_STATED TASK_
In the copy, include every entry exactly but none of the images.

_MATERIALS PROVIDED_
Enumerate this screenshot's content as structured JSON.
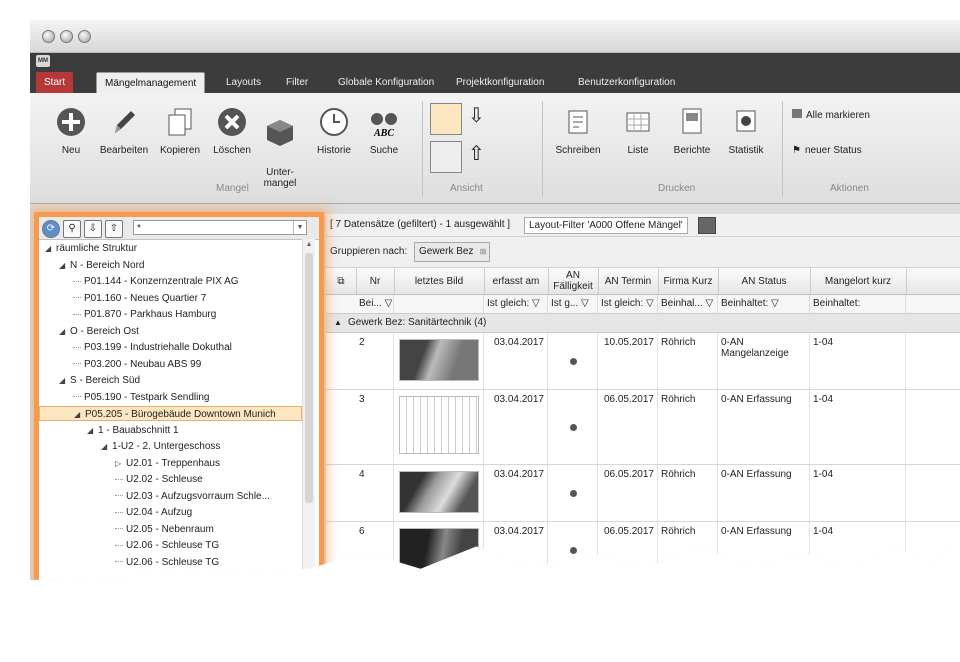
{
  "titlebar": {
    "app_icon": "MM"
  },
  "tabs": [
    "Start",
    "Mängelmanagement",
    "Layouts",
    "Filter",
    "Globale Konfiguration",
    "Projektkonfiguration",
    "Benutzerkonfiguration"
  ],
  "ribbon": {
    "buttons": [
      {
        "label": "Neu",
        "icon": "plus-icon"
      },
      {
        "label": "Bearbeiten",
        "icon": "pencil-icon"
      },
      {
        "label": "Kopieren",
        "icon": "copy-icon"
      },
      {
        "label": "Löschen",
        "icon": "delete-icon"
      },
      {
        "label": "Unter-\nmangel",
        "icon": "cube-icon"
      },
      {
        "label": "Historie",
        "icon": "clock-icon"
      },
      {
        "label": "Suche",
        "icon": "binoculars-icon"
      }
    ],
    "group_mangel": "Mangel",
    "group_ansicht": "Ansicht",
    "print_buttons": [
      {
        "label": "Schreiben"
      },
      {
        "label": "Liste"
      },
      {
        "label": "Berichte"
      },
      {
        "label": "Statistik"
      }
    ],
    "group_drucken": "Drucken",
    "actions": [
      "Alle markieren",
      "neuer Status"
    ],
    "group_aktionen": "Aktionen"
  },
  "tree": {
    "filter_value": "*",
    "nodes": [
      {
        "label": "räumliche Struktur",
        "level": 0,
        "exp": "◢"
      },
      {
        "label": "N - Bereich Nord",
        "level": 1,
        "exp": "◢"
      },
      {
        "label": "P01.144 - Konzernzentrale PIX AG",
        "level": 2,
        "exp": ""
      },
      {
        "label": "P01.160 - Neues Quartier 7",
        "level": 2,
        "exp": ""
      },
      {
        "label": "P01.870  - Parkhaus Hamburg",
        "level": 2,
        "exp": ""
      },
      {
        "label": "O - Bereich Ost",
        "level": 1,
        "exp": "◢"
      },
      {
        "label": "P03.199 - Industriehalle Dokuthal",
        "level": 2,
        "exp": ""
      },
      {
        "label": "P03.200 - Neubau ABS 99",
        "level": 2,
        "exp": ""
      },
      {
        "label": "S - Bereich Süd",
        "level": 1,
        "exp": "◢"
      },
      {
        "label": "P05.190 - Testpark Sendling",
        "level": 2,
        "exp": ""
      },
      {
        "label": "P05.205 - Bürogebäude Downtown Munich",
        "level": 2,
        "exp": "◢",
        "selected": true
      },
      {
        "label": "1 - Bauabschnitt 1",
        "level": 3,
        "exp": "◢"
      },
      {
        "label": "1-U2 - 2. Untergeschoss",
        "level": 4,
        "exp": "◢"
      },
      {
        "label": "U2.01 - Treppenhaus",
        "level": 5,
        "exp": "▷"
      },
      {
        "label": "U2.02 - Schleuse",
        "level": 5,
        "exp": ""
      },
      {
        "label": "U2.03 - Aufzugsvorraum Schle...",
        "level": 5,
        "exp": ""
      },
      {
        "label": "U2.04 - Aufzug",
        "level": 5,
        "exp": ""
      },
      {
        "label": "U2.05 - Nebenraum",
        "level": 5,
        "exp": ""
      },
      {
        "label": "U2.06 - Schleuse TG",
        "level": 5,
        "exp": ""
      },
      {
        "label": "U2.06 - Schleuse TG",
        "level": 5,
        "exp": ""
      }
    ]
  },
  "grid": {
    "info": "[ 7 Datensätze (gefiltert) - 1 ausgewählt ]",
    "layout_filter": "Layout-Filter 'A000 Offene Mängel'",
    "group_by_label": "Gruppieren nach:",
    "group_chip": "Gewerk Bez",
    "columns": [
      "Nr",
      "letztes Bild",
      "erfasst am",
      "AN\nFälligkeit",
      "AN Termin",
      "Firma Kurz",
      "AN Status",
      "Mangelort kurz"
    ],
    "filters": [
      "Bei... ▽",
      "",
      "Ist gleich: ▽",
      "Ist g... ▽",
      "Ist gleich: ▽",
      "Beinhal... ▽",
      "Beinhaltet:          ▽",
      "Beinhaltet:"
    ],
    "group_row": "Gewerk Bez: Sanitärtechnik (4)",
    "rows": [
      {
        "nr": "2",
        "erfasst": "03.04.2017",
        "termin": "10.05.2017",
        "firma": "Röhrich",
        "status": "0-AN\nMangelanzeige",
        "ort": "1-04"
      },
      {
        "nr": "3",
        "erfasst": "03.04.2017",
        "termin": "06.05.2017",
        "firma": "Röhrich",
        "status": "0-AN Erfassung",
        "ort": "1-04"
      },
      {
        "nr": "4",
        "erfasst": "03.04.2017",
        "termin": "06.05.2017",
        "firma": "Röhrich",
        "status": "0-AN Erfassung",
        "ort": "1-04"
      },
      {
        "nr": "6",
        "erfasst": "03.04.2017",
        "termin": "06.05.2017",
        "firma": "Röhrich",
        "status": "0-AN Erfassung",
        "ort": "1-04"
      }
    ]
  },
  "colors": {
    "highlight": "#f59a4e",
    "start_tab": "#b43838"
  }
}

_FULL ANSWER_
Enumerate this screenshot's content as structured JSON.
{
  "titlebar": {
    "app_icon": "MM"
  },
  "tabs": [
    "Start",
    "Mängelmanagement",
    "Layouts",
    "Filter",
    "Globale Konfiguration",
    "Projektkonfiguration",
    "Benutzerkonfiguration"
  ],
  "ribbon": {
    "buttons": [
      {
        "label": "Neu",
        "icon": "plus-icon"
      },
      {
        "label": "Bearbeiten",
        "icon": "pencil-icon"
      },
      {
        "label": "Kopieren",
        "icon": "copy-icon"
      },
      {
        "label": "Löschen",
        "icon": "delete-icon"
      },
      {
        "label": "Unter-\nmangel",
        "icon": "cube-icon"
      },
      {
        "label": "Historie",
        "icon": "clock-icon"
      },
      {
        "label": "Suche",
        "icon": "binoculars-icon"
      }
    ],
    "group_mangel": "Mangel",
    "group_ansicht": "Ansicht",
    "print_buttons": [
      {
        "label": "Schreiben"
      },
      {
        "label": "Liste"
      },
      {
        "label": "Berichte"
      },
      {
        "label": "Statistik"
      }
    ],
    "group_drucken": "Drucken",
    "actions": [
      "Alle markieren",
      "neuer Status"
    ],
    "group_aktionen": "Aktionen"
  },
  "tree": {
    "filter_value": "*",
    "nodes": [
      {
        "label": "räumliche Struktur",
        "level": 0,
        "exp": "◢"
      },
      {
        "label": "N - Bereich Nord",
        "level": 1,
        "exp": "◢"
      },
      {
        "label": "P01.144 - Konzernzentrale PIX AG",
        "level": 2,
        "exp": ""
      },
      {
        "label": "P01.160 - Neues Quartier 7",
        "level": 2,
        "exp": ""
      },
      {
        "label": "P01.870  - Parkhaus Hamburg",
        "level": 2,
        "exp": ""
      },
      {
        "label": "O - Bereich Ost",
        "level": 1,
        "exp": "◢"
      },
      {
        "label": "P03.199 - Industriehalle Dokuthal",
        "level": 2,
        "exp": ""
      },
      {
        "label": "P03.200 - Neubau ABS 99",
        "level": 2,
        "exp": ""
      },
      {
        "label": "S - Bereich Süd",
        "level": 1,
        "exp": "◢"
      },
      {
        "label": "P05.190 - Testpark Sendling",
        "level": 2,
        "exp": ""
      },
      {
        "label": "P05.205 - Bürogebäude Downtown Munich",
        "level": 2,
        "exp": "◢",
        "selected": true
      },
      {
        "label": "1 - Bauabschnitt 1",
        "level": 3,
        "exp": "◢"
      },
      {
        "label": "1-U2 - 2. Untergeschoss",
        "level": 4,
        "exp": "◢"
      },
      {
        "label": "U2.01 - Treppenhaus",
        "level": 5,
        "exp": "▷"
      },
      {
        "label": "U2.02 - Schleuse",
        "level": 5,
        "exp": ""
      },
      {
        "label": "U2.03 - Aufzugsvorraum Schle...",
        "level": 5,
        "exp": ""
      },
      {
        "label": "U2.04 - Aufzug",
        "level": 5,
        "exp": ""
      },
      {
        "label": "U2.05 - Nebenraum",
        "level": 5,
        "exp": ""
      },
      {
        "label": "U2.06 - Schleuse TG",
        "level": 5,
        "exp": ""
      },
      {
        "label": "U2.06 - Schleuse TG",
        "level": 5,
        "exp": ""
      }
    ]
  },
  "grid": {
    "info": "[ 7 Datensätze (gefiltert) - 1 ausgewählt ]",
    "layout_filter": "Layout-Filter 'A000 Offene Mängel'",
    "group_by_label": "Gruppieren nach:",
    "group_chip": "Gewerk Bez",
    "columns": [
      "Nr",
      "letztes Bild",
      "erfasst am",
      "AN\nFälligkeit",
      "AN Termin",
      "Firma Kurz",
      "AN Status",
      "Mangelort kurz"
    ],
    "filters": [
      "Bei... ▽",
      "",
      "Ist gleich: ▽",
      "Ist g... ▽",
      "Ist gleich: ▽",
      "Beinhal... ▽",
      "Beinhaltet:          ▽",
      "Beinhaltet:"
    ],
    "group_row": "Gewerk Bez: Sanitärtechnik (4)",
    "rows": [
      {
        "nr": "2",
        "erfasst": "03.04.2017",
        "termin": "10.05.2017",
        "firma": "Röhrich",
        "status": "0-AN\nMangelanzeige",
        "ort": "1-04"
      },
      {
        "nr": "3",
        "erfasst": "03.04.2017",
        "termin": "06.05.2017",
        "firma": "Röhrich",
        "status": "0-AN Erfassung",
        "ort": "1-04"
      },
      {
        "nr": "4",
        "erfasst": "03.04.2017",
        "termin": "06.05.2017",
        "firma": "Röhrich",
        "status": "0-AN Erfassung",
        "ort": "1-04"
      },
      {
        "nr": "6",
        "erfasst": "03.04.2017",
        "termin": "06.05.2017",
        "firma": "Röhrich",
        "status": "0-AN Erfassung",
        "ort": "1-04"
      }
    ]
  },
  "colors": {
    "highlight": "#f59a4e",
    "start_tab": "#b43838"
  }
}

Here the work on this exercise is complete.